GIVEN DATA -
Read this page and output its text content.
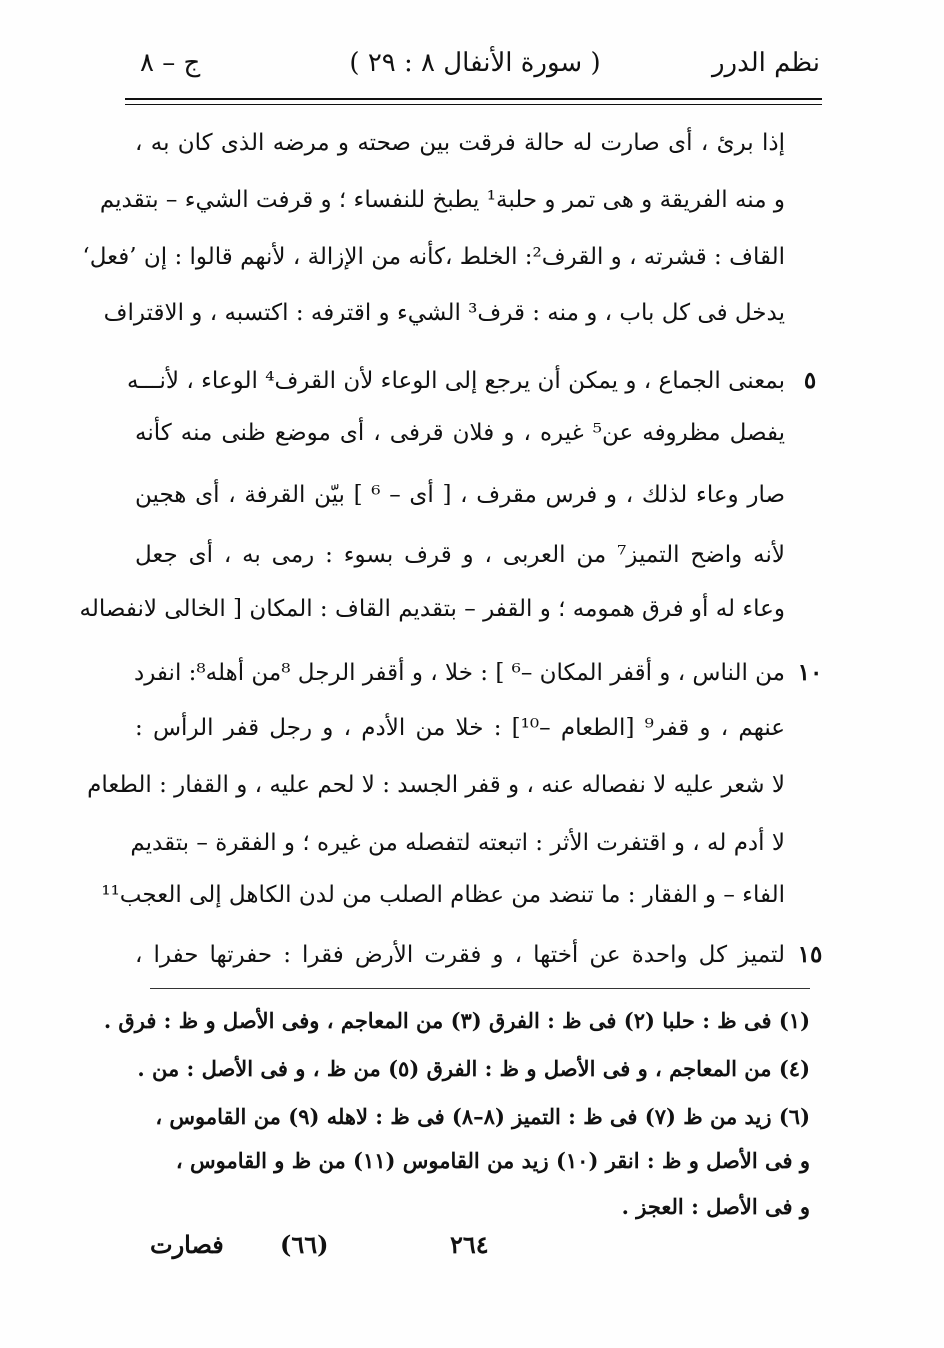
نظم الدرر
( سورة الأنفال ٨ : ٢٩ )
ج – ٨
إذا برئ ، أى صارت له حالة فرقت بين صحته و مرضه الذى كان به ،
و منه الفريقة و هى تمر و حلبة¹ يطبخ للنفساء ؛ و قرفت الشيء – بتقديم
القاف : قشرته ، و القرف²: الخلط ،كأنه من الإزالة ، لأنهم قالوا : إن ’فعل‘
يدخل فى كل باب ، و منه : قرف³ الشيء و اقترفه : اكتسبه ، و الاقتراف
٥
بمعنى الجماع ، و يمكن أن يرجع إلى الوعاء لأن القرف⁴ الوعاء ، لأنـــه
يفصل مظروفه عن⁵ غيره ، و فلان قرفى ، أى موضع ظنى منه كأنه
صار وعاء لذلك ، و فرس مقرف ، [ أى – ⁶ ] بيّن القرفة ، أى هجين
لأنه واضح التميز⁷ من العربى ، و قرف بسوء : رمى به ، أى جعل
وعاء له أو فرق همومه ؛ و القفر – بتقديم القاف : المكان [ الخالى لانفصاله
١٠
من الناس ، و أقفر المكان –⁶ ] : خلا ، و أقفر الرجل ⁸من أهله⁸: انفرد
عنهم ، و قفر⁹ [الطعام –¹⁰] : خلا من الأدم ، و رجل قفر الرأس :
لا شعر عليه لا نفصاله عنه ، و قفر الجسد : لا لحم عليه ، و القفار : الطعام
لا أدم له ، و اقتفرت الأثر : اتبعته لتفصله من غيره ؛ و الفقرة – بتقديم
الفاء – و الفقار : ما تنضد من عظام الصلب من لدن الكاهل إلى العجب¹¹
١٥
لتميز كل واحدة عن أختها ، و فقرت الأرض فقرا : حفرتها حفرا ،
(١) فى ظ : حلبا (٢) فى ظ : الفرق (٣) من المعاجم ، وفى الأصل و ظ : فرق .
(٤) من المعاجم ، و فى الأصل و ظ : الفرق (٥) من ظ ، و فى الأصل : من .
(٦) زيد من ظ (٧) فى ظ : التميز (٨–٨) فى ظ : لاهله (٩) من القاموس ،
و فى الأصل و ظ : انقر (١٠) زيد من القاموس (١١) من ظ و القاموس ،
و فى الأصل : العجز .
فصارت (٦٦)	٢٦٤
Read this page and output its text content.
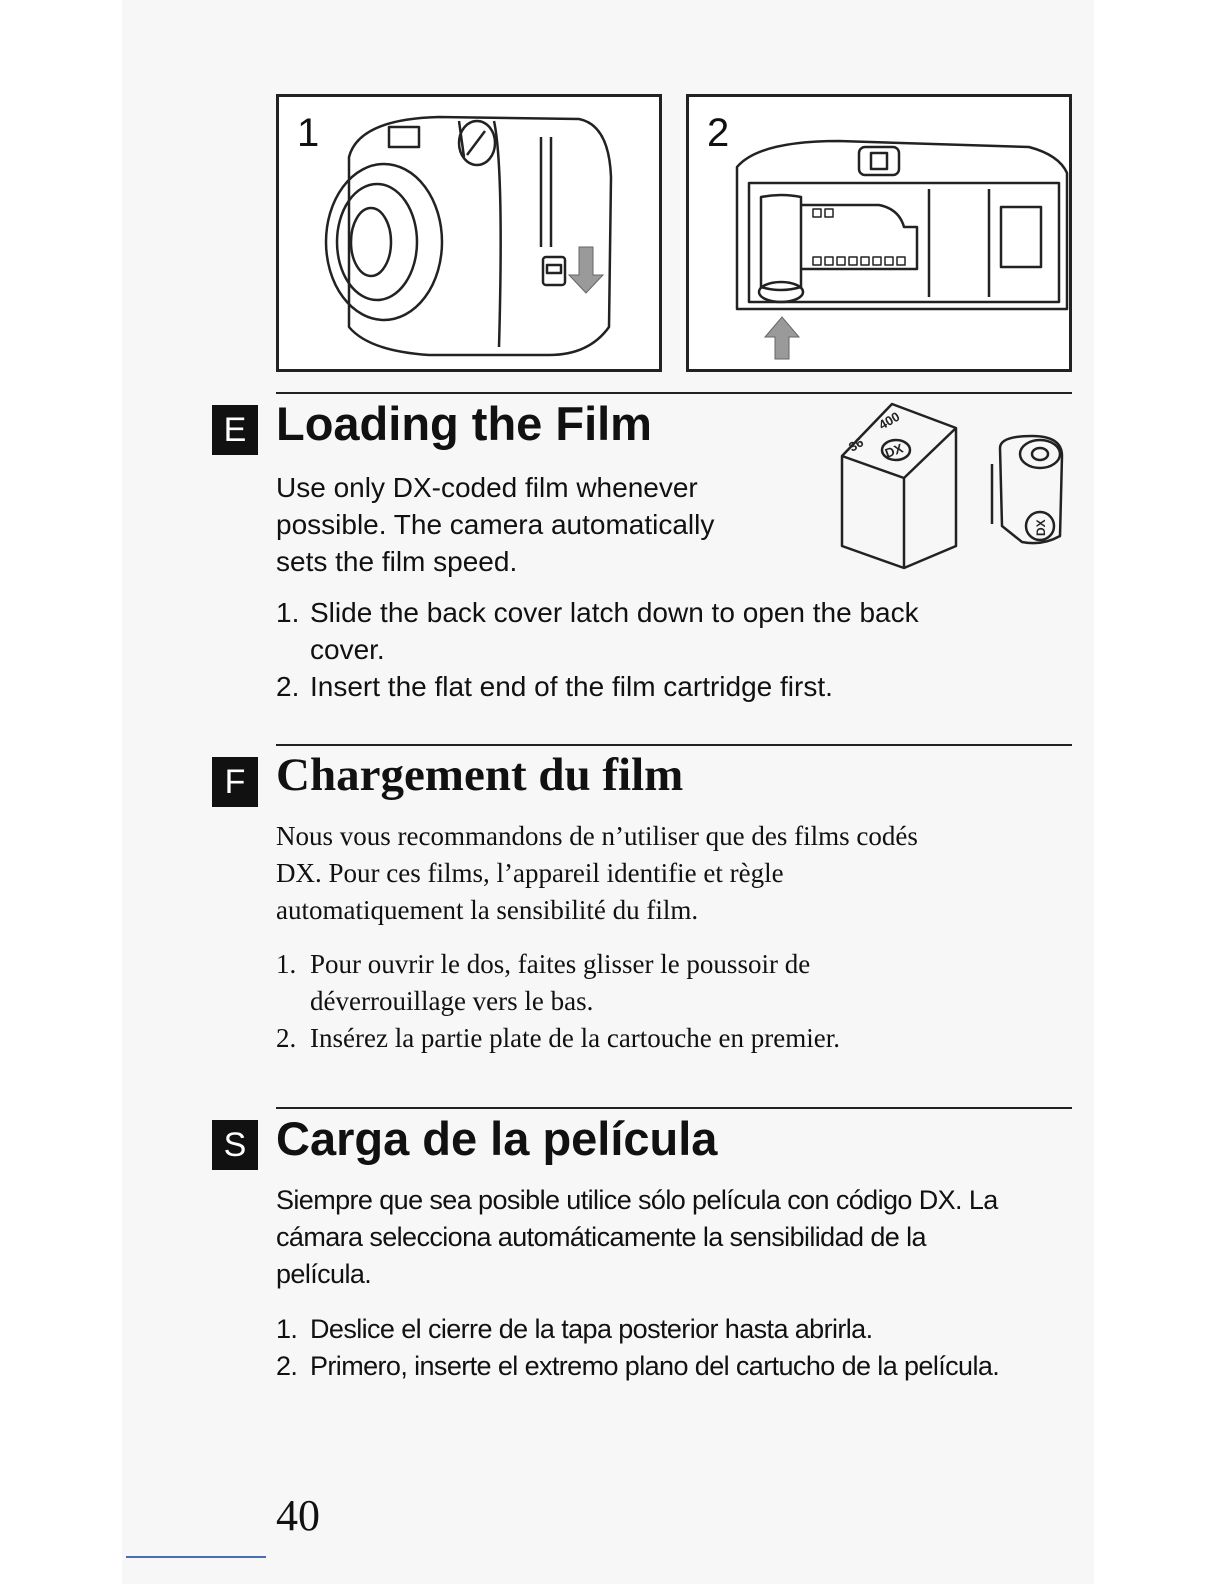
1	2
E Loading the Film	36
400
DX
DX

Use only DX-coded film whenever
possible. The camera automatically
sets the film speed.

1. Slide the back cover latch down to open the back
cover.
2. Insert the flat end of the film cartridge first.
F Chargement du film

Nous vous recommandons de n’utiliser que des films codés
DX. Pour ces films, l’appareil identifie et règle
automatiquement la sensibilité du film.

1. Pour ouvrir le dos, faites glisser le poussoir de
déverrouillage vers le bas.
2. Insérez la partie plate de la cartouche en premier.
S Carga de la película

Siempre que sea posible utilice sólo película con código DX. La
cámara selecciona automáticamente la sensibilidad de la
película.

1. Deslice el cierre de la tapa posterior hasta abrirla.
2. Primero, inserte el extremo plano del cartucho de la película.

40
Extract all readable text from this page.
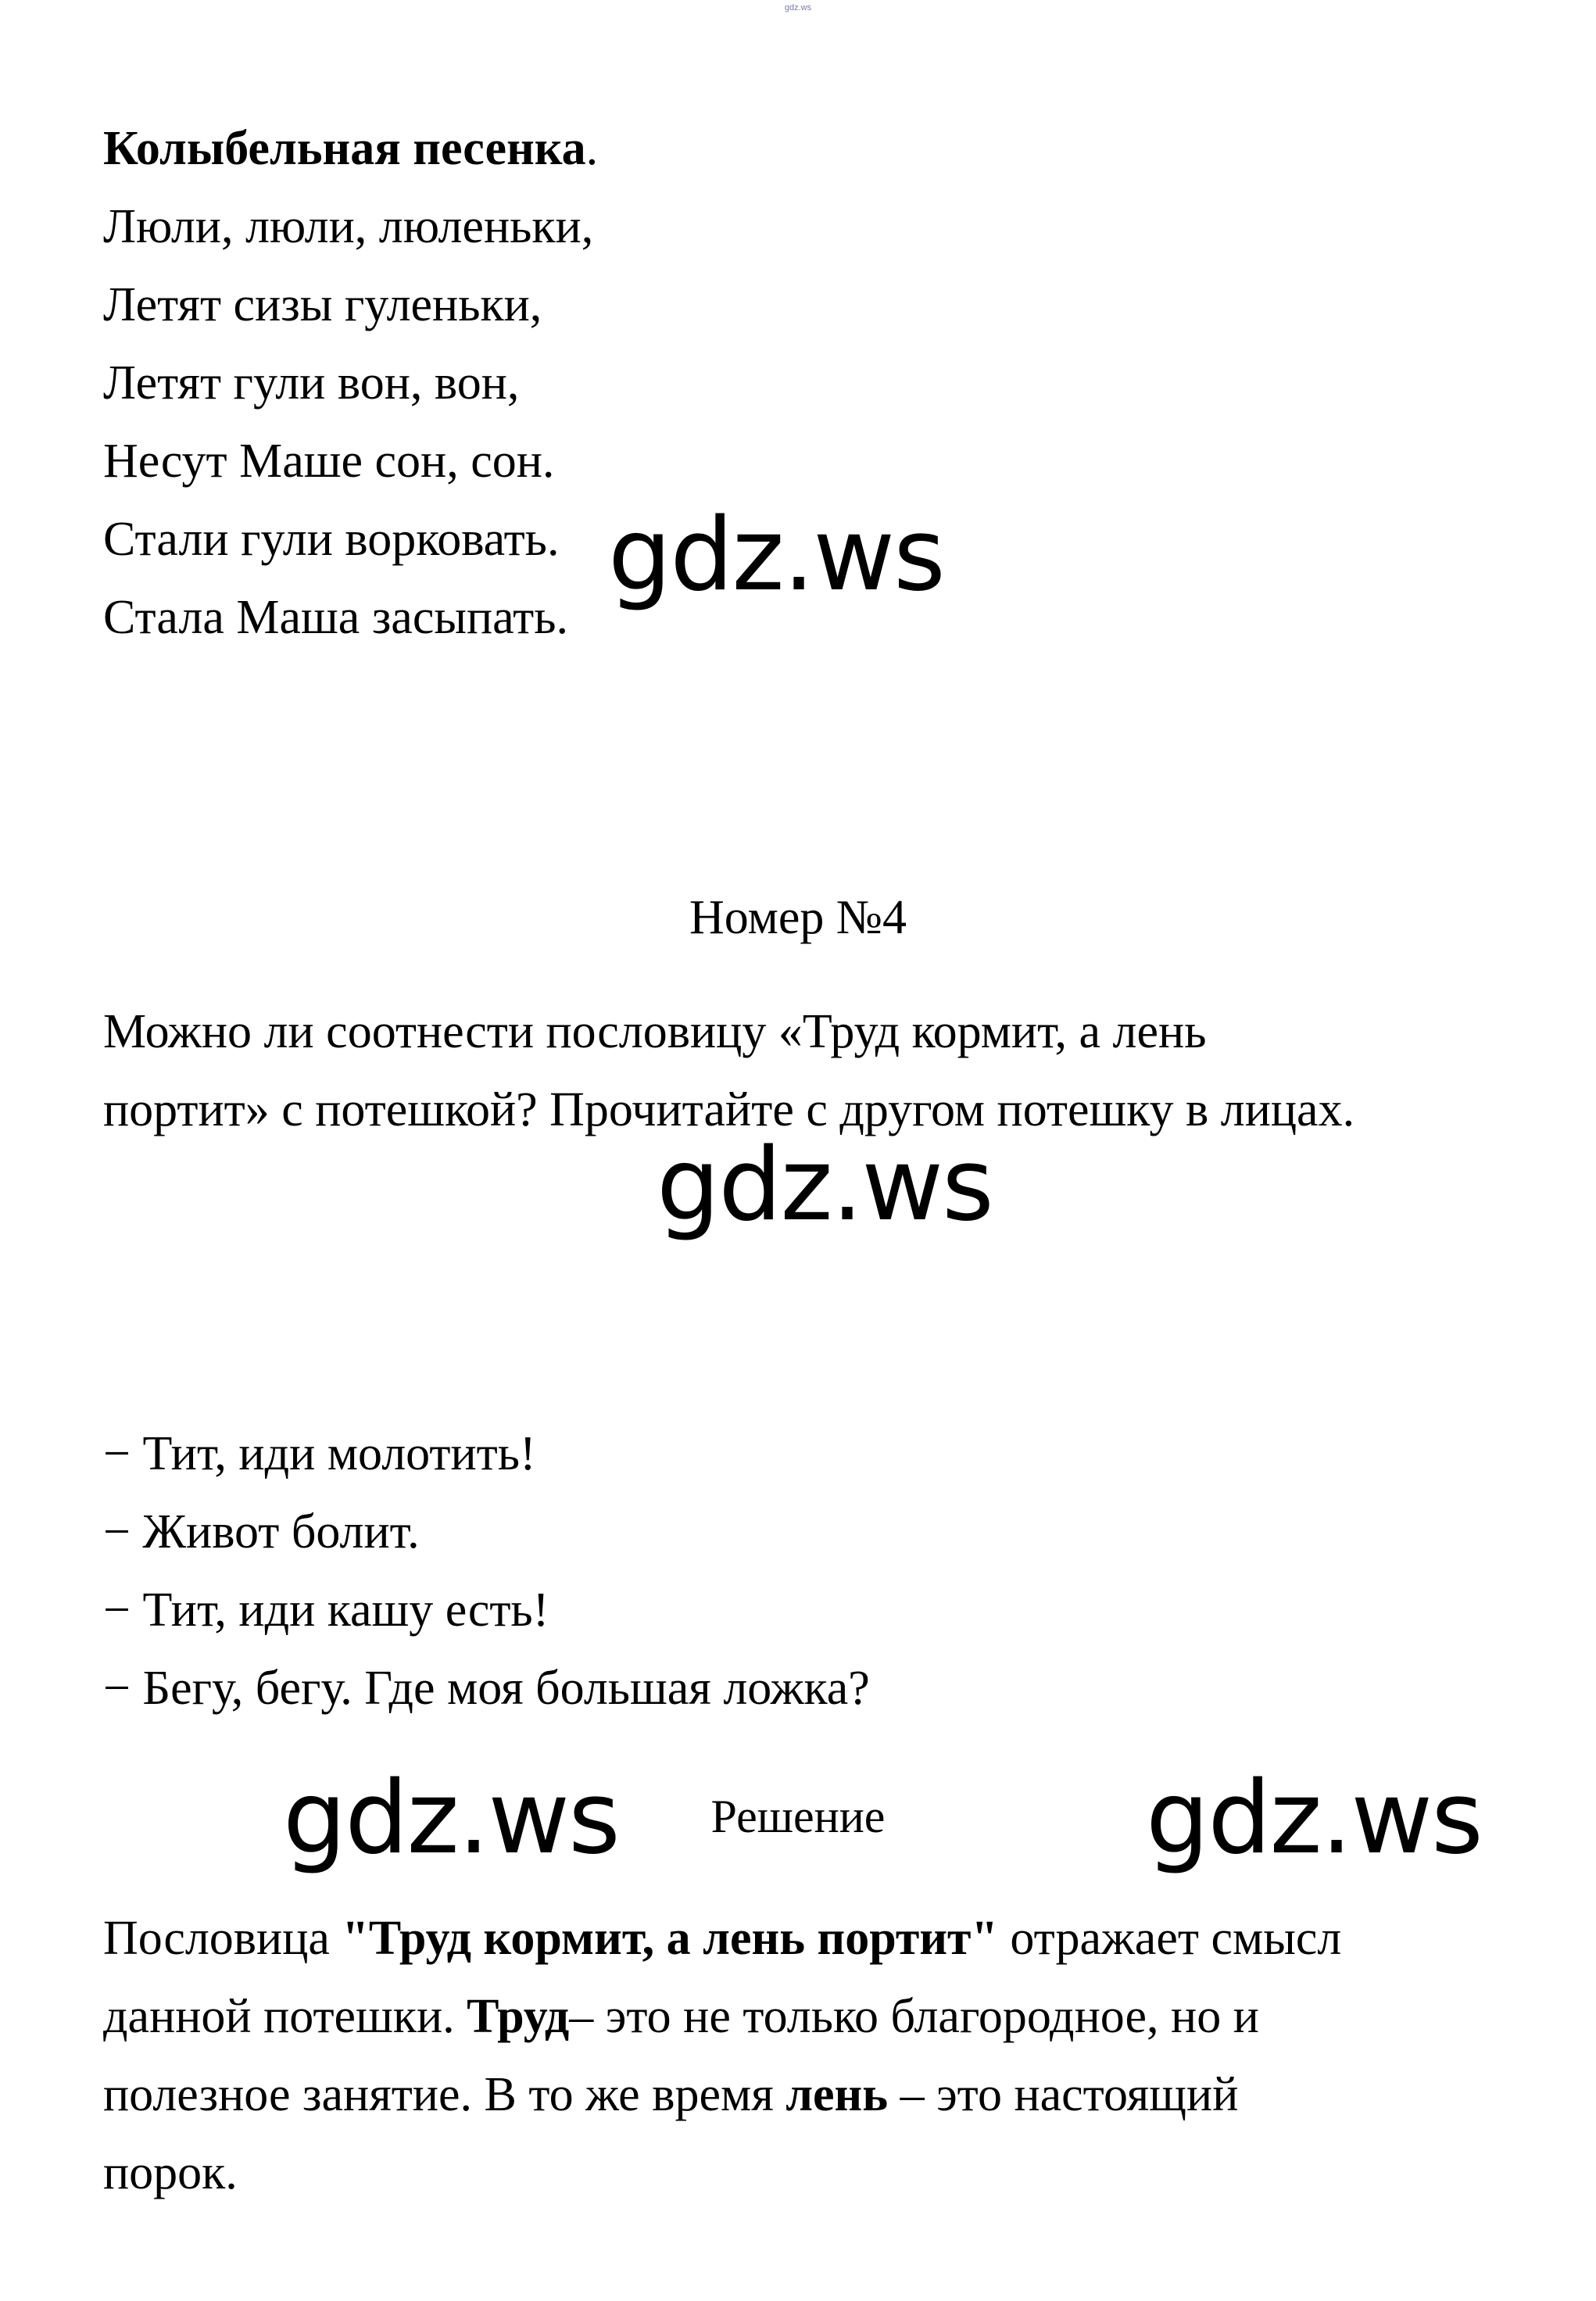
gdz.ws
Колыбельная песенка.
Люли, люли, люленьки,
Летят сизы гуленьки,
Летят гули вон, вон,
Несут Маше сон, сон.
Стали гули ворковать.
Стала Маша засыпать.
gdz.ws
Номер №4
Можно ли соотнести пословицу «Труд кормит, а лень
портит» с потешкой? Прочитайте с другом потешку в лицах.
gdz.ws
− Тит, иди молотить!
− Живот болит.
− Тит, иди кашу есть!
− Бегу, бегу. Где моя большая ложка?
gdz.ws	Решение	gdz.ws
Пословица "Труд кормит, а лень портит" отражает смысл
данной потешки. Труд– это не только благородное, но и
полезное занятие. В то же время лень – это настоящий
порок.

TASK TO COMPLETE - In the entries above, locate every line with the word "المكان" and copy it.

ANSWER BELOW -
وعاء له أو فرق همومه ؛ و القفر – بتقديم القاف : المكان [ الخالى لانفصاله
من الناس ، و أقفر المكان –⁶ ] : خلا ، و أقفر الرجل ⁸من أهله⁸: انفرد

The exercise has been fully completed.